**PROBLEM TO WORK ON**
Take every line from the listing below that includes "UPdate" and copy it.

## start EXERCISE MATERIALS

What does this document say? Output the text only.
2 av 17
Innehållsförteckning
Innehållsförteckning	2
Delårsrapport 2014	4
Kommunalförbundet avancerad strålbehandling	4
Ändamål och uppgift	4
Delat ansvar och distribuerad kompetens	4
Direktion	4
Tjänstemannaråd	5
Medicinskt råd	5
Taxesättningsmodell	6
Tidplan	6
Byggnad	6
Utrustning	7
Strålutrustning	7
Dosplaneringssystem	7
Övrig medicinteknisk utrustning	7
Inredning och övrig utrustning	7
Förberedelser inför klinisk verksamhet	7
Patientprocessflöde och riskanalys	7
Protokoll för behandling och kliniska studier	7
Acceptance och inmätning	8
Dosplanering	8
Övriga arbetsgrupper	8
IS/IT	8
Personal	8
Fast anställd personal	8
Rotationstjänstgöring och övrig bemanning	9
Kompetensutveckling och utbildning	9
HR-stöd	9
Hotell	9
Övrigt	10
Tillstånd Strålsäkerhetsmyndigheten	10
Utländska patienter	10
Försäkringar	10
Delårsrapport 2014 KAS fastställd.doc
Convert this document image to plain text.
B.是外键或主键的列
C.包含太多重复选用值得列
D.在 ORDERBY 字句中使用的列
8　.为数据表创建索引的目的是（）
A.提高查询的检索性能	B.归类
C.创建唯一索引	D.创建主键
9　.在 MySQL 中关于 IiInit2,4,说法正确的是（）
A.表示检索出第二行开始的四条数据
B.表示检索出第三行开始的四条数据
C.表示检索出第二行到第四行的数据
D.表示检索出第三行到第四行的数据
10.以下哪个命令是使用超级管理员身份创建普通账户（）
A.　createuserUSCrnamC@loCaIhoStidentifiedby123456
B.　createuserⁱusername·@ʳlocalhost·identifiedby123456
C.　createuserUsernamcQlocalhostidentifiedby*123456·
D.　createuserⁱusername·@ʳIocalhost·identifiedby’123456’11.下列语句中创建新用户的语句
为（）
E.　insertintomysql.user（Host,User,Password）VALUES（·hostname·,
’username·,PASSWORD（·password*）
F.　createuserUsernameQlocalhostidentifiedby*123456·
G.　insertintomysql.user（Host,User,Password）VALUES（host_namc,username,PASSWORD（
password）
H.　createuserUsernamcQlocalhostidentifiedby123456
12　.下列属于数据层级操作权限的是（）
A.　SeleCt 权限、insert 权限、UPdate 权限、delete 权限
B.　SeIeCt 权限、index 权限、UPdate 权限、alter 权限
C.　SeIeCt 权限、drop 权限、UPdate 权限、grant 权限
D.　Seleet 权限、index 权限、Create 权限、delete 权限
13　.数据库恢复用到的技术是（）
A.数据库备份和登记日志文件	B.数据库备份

## end EXERCISE MATERIALS

**EXERCISE SOLUTION**
A.　SeleCt 权限、insert 权限、UPdate 权限、delete 权限
B.　SeIeCt 权限、index 权限、UPdate 权限、alter 权限
C.　SeIeCt 权限、drop 权限、UPdate 权限、grant 权限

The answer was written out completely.